= SET EXERCISE =
Reproduce all the entries exactly and keep the pictures out.

[Structured figure records]

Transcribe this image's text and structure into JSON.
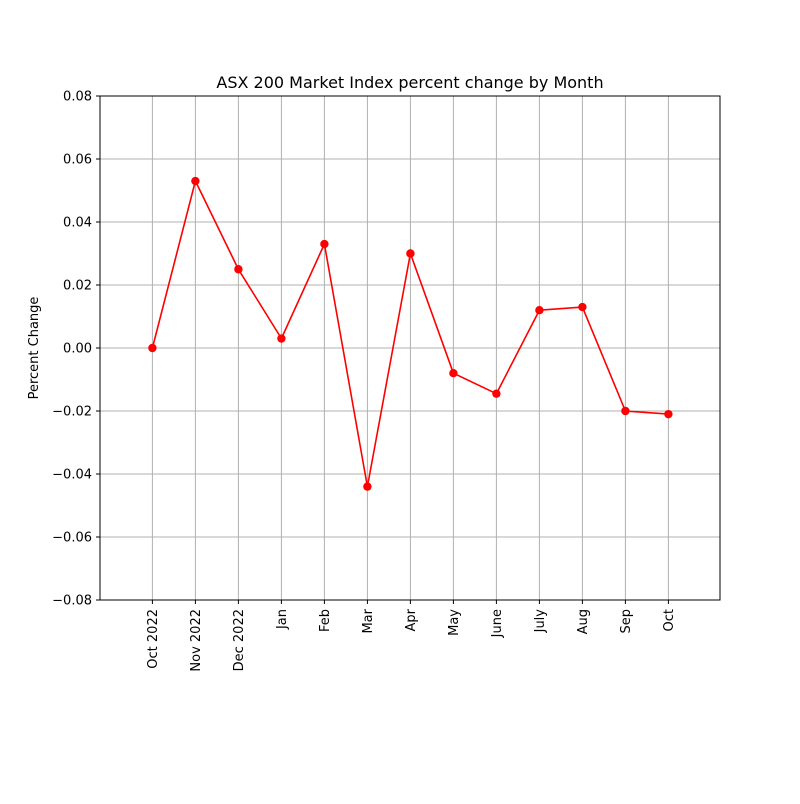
{
  "chart_data": {
    "type": "line",
    "title": "ASX 200 Market Index percent change by Month",
    "xlabel": "",
    "ylabel": "Percent Change",
    "categories": [
      "Oct 2022",
      "Nov 2022",
      "Dec 2022",
      "Jan",
      "Feb",
      "Mar",
      "Apr",
      "May",
      "June",
      "July",
      "Aug",
      "Sep",
      "Oct"
    ],
    "series": [
      {
        "values": [
          0.0,
          0.053,
          0.025,
          0.003,
          0.033,
          -0.044,
          0.03,
          -0.008,
          -0.0145,
          0.012,
          0.013,
          -0.02,
          -0.021
        ]
      }
    ],
    "ylim": [
      -0.08,
      0.08
    ],
    "yticks": [
      -0.08,
      -0.06,
      -0.04,
      -0.02,
      0.0,
      0.02,
      0.04,
      0.06,
      0.08
    ],
    "ytick_labels": [
      "−0.08",
      "−0.06",
      "−0.04",
      "−0.02",
      "0.00",
      "0.02",
      "0.04",
      "0.06",
      "0.08"
    ],
    "grid": true,
    "legend": "none",
    "colors": {
      "line": "#ff0000",
      "marker": "#ff0000",
      "grid": "#b0b0b0",
      "axes": "#000000"
    }
  }
}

= THE RESPONSE =
Transcribe this image's text and structure into JSON.
{
  "chart_data": {
    "type": "line",
    "title": "ASX 200 Market Index percent change by Month",
    "xlabel": "",
    "ylabel": "Percent Change",
    "categories": [
      "Oct 2022",
      "Nov 2022",
      "Dec 2022",
      "Jan",
      "Feb",
      "Mar",
      "Apr",
      "May",
      "June",
      "July",
      "Aug",
      "Sep",
      "Oct"
    ],
    "series": [
      {
        "values": [
          0.0,
          0.053,
          0.025,
          0.003,
          0.033,
          -0.044,
          0.03,
          -0.008,
          -0.0145,
          0.012,
          0.013,
          -0.02,
          -0.021
        ]
      }
    ],
    "ylim": [
      -0.08,
      0.08
    ],
    "yticks": [
      -0.08,
      -0.06,
      -0.04,
      -0.02,
      0.0,
      0.02,
      0.04,
      0.06,
      0.08
    ],
    "ytick_labels": [
      "−0.08",
      "−0.06",
      "−0.04",
      "−0.02",
      "0.00",
      "0.02",
      "0.04",
      "0.06",
      "0.08"
    ],
    "grid": true,
    "legend": "none",
    "colors": {
      "line": "#ff0000",
      "marker": "#ff0000",
      "grid": "#b0b0b0",
      "axes": "#000000"
    }
  }
}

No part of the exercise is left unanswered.